> _DO THIS_
Print the records below word for word, but leave out the pictures.

■ ■ ■ ■ ■

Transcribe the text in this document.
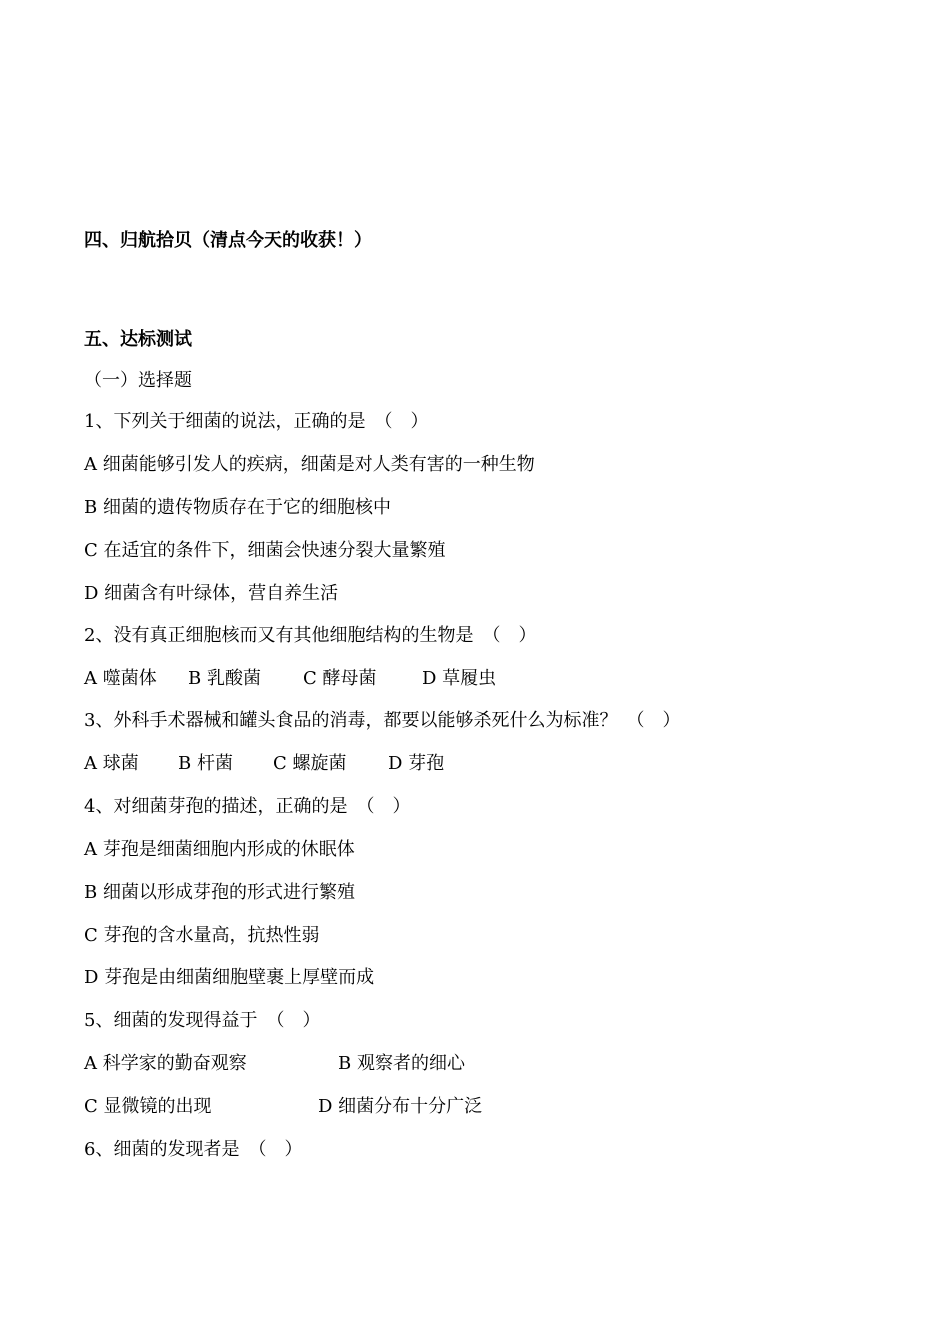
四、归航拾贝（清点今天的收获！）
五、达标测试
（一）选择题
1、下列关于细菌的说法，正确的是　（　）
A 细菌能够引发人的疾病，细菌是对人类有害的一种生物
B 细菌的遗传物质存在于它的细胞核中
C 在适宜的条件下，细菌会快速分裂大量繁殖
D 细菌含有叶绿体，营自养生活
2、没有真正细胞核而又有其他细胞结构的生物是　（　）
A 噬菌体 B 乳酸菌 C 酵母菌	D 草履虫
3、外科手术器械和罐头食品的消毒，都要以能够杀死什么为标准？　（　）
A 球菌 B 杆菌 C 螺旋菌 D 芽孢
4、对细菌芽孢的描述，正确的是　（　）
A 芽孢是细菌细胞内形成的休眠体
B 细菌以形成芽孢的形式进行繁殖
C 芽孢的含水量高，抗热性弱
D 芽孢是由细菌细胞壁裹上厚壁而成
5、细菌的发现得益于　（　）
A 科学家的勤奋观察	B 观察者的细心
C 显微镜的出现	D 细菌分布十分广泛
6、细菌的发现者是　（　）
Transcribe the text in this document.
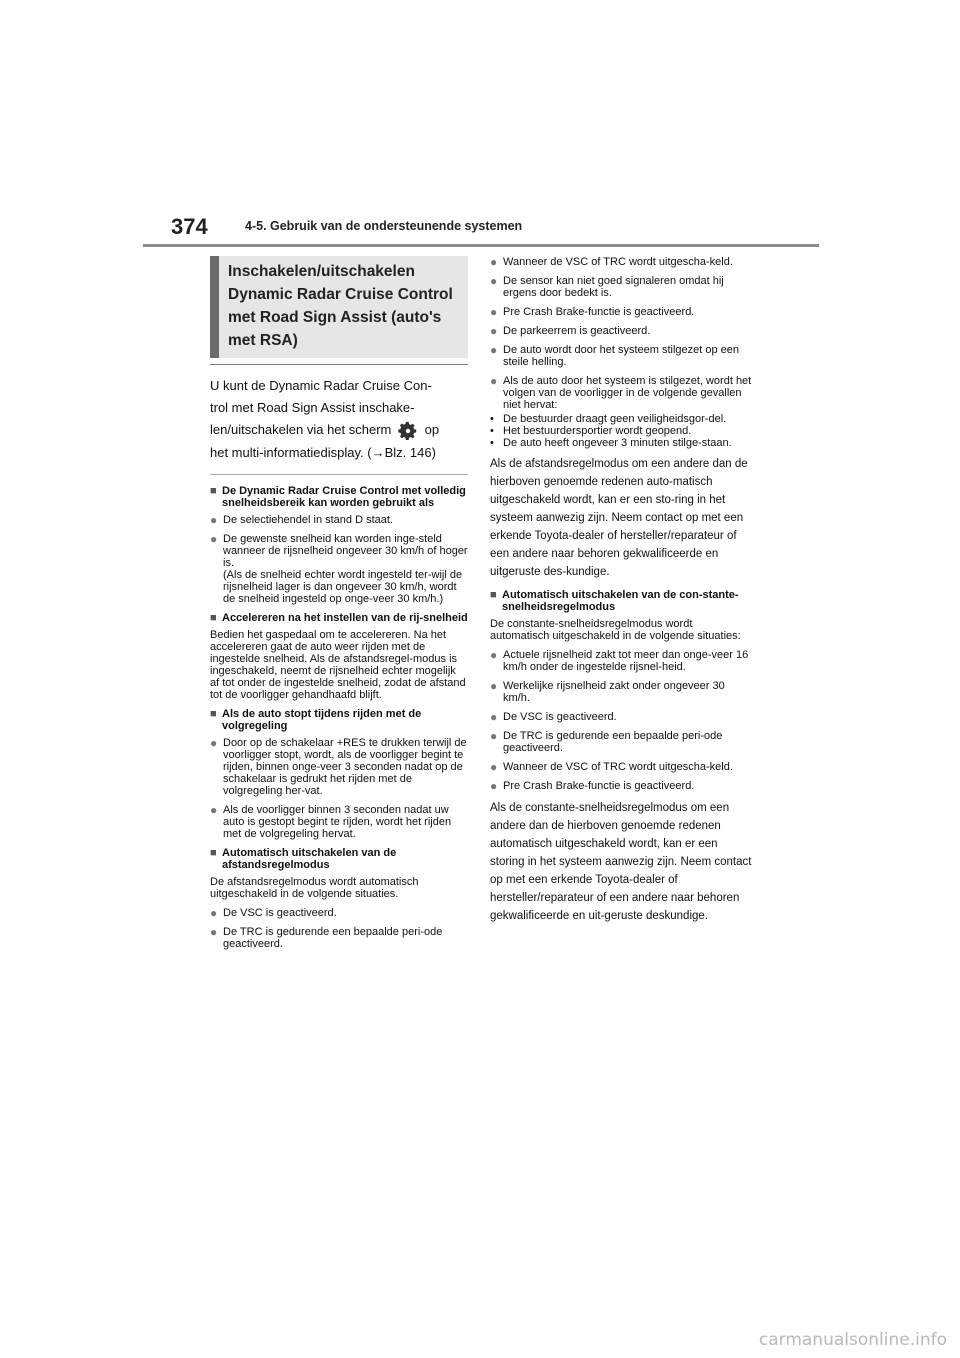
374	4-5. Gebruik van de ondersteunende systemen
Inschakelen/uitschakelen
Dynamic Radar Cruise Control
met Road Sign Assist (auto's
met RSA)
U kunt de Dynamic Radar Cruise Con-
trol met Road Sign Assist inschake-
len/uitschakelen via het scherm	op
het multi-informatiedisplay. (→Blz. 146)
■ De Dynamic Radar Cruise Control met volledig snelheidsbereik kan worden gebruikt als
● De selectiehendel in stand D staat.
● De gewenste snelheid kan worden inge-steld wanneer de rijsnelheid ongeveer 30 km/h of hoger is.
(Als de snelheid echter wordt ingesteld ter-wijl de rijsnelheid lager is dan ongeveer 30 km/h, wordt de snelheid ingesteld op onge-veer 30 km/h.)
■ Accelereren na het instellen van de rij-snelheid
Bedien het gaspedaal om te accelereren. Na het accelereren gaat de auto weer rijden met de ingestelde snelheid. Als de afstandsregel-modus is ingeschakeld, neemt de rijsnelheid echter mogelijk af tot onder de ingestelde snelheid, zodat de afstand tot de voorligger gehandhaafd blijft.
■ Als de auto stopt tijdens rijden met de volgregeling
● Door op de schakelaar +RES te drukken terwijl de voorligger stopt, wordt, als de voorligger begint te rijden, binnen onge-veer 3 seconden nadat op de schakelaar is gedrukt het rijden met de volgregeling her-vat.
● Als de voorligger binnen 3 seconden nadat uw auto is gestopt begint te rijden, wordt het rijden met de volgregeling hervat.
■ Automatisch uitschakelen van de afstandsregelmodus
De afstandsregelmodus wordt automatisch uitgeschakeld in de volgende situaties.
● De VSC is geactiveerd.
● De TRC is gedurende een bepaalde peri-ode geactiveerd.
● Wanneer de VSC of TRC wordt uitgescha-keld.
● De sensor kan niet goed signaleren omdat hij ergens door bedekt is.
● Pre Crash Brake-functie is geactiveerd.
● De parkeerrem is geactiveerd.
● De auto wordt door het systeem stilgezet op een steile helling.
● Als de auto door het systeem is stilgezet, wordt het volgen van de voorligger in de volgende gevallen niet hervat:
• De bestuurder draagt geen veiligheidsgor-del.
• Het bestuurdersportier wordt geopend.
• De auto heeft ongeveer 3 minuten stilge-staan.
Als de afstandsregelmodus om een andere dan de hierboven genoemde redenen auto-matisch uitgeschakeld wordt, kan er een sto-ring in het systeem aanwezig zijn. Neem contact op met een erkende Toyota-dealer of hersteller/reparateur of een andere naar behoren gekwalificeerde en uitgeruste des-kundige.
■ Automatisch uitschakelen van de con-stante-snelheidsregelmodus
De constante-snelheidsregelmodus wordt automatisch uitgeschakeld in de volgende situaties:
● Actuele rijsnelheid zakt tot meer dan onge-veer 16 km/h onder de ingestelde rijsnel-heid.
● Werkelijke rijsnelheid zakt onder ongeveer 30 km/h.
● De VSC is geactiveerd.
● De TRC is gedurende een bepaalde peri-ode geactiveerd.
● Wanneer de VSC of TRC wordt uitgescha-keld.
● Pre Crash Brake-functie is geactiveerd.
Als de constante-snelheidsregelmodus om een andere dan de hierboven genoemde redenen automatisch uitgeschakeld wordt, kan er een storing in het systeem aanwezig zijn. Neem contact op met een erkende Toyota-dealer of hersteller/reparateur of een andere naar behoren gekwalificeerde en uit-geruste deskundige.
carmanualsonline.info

■ ■ ■ ■ ■

> _CORRECT OUTPUT_
Transcribe the text in this document.
四、归航拾贝（清点今天的收获！）
五、达标测试
（一）选择题
1、下列关于细菌的说法，正确的是　（　）
A 细菌能够引发人的疾病，细菌是对人类有害的一种生物
B 细菌的遗传物质存在于它的细胞核中
C 在适宜的条件下，细菌会快速分裂大量繁殖
D 细菌含有叶绿体，营自养生活
2、没有真正细胞核而又有其他细胞结构的生物是　（　）
A 噬菌体 B 乳酸菌 C 酵母菌	D 草履虫
3、外科手术器械和罐头食品的消毒，都要以能够杀死什么为标准？　（　）
A 球菌 B 杆菌 C 螺旋菌 D 芽孢
4、对细菌芽孢的描述，正确的是　（　）
A 芽孢是细菌细胞内形成的休眠体
B 细菌以形成芽孢的形式进行繁殖
C 芽孢的含水量高，抗热性弱
D 芽孢是由细菌细胞壁裹上厚壁而成
5、细菌的发现得益于　（　）
A 科学家的勤奋观察	B 观察者的细心
C 显微镜的出现	D 细菌分布十分广泛
6、细菌的发现者是　（　）
Transcribe the text in this document.
374	4-5. Gebruik van de ondersteunende systemen
Inschakelen/uitschakelen
Dynamic Radar Cruise Control
met Road Sign Assist (auto's
met RSA)
U kunt de Dynamic Radar Cruise Con-
trol met Road Sign Assist inschake-
len/uitschakelen via het scherm	op
het multi-informatiedisplay. (→Blz. 146)
■ De Dynamic Radar Cruise Control met volledig snelheidsbereik kan worden gebruikt als
● De selectiehendel in stand D staat.
● De gewenste snelheid kan worden inge-steld wanneer de rijsnelheid ongeveer 30 km/h of hoger is.
(Als de snelheid echter wordt ingesteld ter-wijl de rijsnelheid lager is dan ongeveer 30 km/h, wordt de snelheid ingesteld op onge-veer 30 km/h.)
■ Accelereren na het instellen van de rij-snelheid
Bedien het gaspedaal om te accelereren. Na het accelereren gaat de auto weer rijden met de ingestelde snelheid. Als de afstandsregel-modus is ingeschakeld, neemt de rijsnelheid echter mogelijk af tot onder de ingestelde snelheid, zodat de afstand tot de voorligger gehandhaafd blijft.
■ Als de auto stopt tijdens rijden met de volgregeling
● Door op de schakelaar +RES te drukken terwijl de voorligger stopt, wordt, als de voorligger begint te rijden, binnen onge-veer 3 seconden nadat op de schakelaar is gedrukt het rijden met de volgregeling her-vat.
● Als de voorligger binnen 3 seconden nadat uw auto is gestopt begint te rijden, wordt het rijden met de volgregeling hervat.
■ Automatisch uitschakelen van de afstandsregelmodus
De afstandsregelmodus wordt automatisch uitgeschakeld in de volgende situaties.
● De VSC is geactiveerd.
● De TRC is gedurende een bepaalde peri-ode geactiveerd.
● Wanneer de VSC of TRC wordt uitgescha-keld.
● De sensor kan niet goed signaleren omdat hij ergens door bedekt is.
● Pre Crash Brake-functie is geactiveerd.
● De parkeerrem is geactiveerd.
● De auto wordt door het systeem stilgezet op een steile helling.
● Als de auto door het systeem is stilgezet, wordt het volgen van de voorligger in de volgende gevallen niet hervat:
• De bestuurder draagt geen veiligheidsgor-del.
• Het bestuurdersportier wordt geopend.
• De auto heeft ongeveer 3 minuten stilge-staan.
Als de afstandsregelmodus om een andere dan de hierboven genoemde redenen auto-matisch uitgeschakeld wordt, kan er een sto-ring in het systeem aanwezig zijn. Neem contact op met een erkende Toyota-dealer of hersteller/reparateur of een andere naar behoren gekwalificeerde en uitgeruste des-kundige.
■ Automatisch uitschakelen van de con-stante-snelheidsregelmodus
De constante-snelheidsregelmodus wordt automatisch uitgeschakeld in de volgende situaties:
● Actuele rijsnelheid zakt tot meer dan onge-veer 16 km/h onder de ingestelde rijsnel-heid.
● Werkelijke rijsnelheid zakt onder ongeveer 30 km/h.
● De VSC is geactiveerd.
● De TRC is gedurende een bepaalde peri-ode geactiveerd.
● Wanneer de VSC of TRC wordt uitgescha-keld.
● Pre Crash Brake-functie is geactiveerd.
Als de constante-snelheidsregelmodus om een andere dan de hierboven genoemde redenen automatisch uitgeschakeld wordt, kan er een storing in het systeem aanwezig zijn. Neem contact op met een erkende Toyota-dealer of hersteller/reparateur of een andere naar behoren gekwalificeerde en uit-geruste deskundige.
carmanualsonline.info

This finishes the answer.